=== Given passage ===
:::::
Aeolidioidea is a superfamily of sea slugs, the aeolid nudibranchs. They are marine gastropod molluscs in the suborder Cladobranchia.

Taxonomy 
As of 2019, the superfamily Aeolidioidea consisted of the following families:
 Aeolidiidae Gray, 1827
 Babakinidae Roller, 1973
 Facelinidae Bergh, 1889
 Flabellinopsidae Korshunova, Martynov, Bakken, Evertsen, Fletcher, Mudianta, Saito, Lundin, Schrödl & Picton, 2017
 Glaucidae Gray, 1827
 Myrrhinidae Bergh, 1905
 Notaeolidiidae Eliot, 1910
 Piseinotecidae Edmunds, 1970
 Pleurolidiidae Burn, 1966

Synonyms of families within this superfamily include:
 Caloriidae (accepted as Facelinidae)
 Cratenidae (accepted as Facelinidae)
 Favorinidae (accepted as Facelinidae)
 Phidianidae (accepted as Facelinidae)
 Phyllodesmiidae (accepted as Myrrhinidae)
 Protaeolidiellidae (accepted as Pleurolidiidae)
 Spurillidae (accepted as Aeolidiidae)

Gosliner et al. (2007) elevated the subfamily Babakininae, which was within Facelinidae, to the family level, as Babakinidae. A study of facelinid relationships in 2019 removed several facelinid genera to the family Myrrhinidae.
:::::
[Data entries]
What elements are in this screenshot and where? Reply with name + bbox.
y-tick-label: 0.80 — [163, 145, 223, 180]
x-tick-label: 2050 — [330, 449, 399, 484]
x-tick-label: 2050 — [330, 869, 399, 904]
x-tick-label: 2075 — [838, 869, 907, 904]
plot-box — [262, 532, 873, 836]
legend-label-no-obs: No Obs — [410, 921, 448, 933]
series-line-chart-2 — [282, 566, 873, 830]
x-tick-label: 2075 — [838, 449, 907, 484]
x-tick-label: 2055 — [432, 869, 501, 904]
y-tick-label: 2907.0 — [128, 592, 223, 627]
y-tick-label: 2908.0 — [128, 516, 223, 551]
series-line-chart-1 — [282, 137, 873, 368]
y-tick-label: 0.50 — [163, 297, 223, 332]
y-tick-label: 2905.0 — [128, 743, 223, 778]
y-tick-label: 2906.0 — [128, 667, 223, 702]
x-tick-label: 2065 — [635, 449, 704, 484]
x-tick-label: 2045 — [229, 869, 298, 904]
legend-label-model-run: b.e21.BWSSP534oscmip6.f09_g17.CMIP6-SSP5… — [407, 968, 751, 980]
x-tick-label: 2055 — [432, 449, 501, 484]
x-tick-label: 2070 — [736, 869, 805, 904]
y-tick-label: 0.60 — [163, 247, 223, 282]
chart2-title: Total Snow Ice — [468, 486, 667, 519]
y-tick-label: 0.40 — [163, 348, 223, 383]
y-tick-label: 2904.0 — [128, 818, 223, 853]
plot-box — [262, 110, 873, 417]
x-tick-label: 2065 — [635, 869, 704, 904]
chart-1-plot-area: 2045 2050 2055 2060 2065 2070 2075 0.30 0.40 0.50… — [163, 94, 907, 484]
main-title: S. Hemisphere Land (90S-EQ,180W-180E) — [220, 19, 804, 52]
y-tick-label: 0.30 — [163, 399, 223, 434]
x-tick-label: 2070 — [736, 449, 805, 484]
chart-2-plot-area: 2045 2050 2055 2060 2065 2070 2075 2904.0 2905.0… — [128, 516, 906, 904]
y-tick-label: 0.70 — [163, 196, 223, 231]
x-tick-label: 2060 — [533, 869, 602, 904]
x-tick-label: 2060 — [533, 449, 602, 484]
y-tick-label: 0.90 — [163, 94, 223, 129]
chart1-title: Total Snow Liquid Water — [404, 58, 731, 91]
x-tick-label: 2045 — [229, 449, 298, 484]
:::::
=== Tasks for this exercise ===
[A] In the Aeolidioidea passage, who elevated the subfamily Babakininae to the family level?
[B] Retype the part of the Aeolidioidea passage that begins at the words "Favorinidae (accepted as" and stops after the words "(accepted as Aeolidiidae)".
[C] Do these statements agree with the Aeolidioidea passage? Answer yes or no for each, quoting the deciding words. (i) Glaucidae dates from Gray, 1827. (ii) Phyllodesmiidae is accepted as Facelinidae. (iii) The 2019 study moved several facelinid genera to Notaeolidiidae.

=== Answers for this exercise ===
[A] Gosliner et al. (2007)

[B]
Favorinidae (accepted as Facelinidae)
 Phidianidae (accepted as Facelinidae)
 Phyllodesmiidae (accepted as Myrrhinidae)
 Protaeolidiellidae (accepted as Pleurolidiidae)
 Spurillidae (accepted as Aeolidiidae)

[C]
(i) Yes: "Glaucidae Gray, 1827"
(ii) No: "Phyllodesmiidae (accepted as Myrrhinidae)"
(iii) No: "removed several facelinid genera to the family Myrrhinidae"